Copy each line that holds "name".

[A block of data]
____________________
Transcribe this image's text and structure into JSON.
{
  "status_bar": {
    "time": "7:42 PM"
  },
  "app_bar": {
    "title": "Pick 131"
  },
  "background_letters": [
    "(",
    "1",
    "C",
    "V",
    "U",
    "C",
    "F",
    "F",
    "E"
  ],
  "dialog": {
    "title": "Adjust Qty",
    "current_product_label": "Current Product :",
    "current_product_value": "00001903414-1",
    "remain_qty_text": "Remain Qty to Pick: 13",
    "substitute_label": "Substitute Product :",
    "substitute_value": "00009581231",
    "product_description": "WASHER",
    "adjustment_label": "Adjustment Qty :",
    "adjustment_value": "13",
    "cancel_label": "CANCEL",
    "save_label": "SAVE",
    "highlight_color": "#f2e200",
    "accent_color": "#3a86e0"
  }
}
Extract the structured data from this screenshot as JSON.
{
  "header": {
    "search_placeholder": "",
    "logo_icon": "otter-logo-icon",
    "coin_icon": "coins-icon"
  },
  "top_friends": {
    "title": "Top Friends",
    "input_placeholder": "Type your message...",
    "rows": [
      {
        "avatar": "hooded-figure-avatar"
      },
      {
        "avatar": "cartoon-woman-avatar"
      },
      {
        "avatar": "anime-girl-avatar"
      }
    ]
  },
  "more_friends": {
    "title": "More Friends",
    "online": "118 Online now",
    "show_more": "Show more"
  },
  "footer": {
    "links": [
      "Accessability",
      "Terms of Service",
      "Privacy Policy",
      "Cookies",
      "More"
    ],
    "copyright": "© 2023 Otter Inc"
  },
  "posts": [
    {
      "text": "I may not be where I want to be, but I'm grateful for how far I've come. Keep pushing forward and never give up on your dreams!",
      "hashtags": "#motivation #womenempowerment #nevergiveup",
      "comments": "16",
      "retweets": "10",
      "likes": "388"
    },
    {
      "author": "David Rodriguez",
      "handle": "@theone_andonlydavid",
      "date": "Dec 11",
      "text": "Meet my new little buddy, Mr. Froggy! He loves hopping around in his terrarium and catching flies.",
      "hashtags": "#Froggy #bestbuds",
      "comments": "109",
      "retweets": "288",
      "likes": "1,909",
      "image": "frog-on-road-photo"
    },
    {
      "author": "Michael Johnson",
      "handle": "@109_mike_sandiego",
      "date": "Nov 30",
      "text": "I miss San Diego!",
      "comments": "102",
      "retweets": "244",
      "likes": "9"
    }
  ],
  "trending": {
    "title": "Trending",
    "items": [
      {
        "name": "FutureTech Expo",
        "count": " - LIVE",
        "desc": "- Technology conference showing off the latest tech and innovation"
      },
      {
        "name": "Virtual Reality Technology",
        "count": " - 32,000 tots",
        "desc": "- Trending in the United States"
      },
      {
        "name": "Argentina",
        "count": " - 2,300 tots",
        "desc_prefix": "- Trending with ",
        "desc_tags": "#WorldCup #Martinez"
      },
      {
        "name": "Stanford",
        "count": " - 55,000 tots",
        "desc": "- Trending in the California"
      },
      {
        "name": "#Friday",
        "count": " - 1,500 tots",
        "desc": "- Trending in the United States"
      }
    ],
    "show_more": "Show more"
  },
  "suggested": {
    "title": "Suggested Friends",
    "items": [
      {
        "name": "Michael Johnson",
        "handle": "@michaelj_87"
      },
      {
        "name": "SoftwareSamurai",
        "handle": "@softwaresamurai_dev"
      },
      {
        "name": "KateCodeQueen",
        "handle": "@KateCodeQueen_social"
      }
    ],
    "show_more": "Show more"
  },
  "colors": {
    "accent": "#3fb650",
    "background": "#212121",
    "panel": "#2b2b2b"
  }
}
____________________
Result of this task =>
        "name": "FutureTech Expo",
        "name": "Virtual Reality Technology",
        "name": "Argentina",
        "name": "Stanford",
        "name": "#Friday",
        "name": "Michael Johnson",
        "name": "SoftwareSamurai",
        "name": "KateCodeQueen",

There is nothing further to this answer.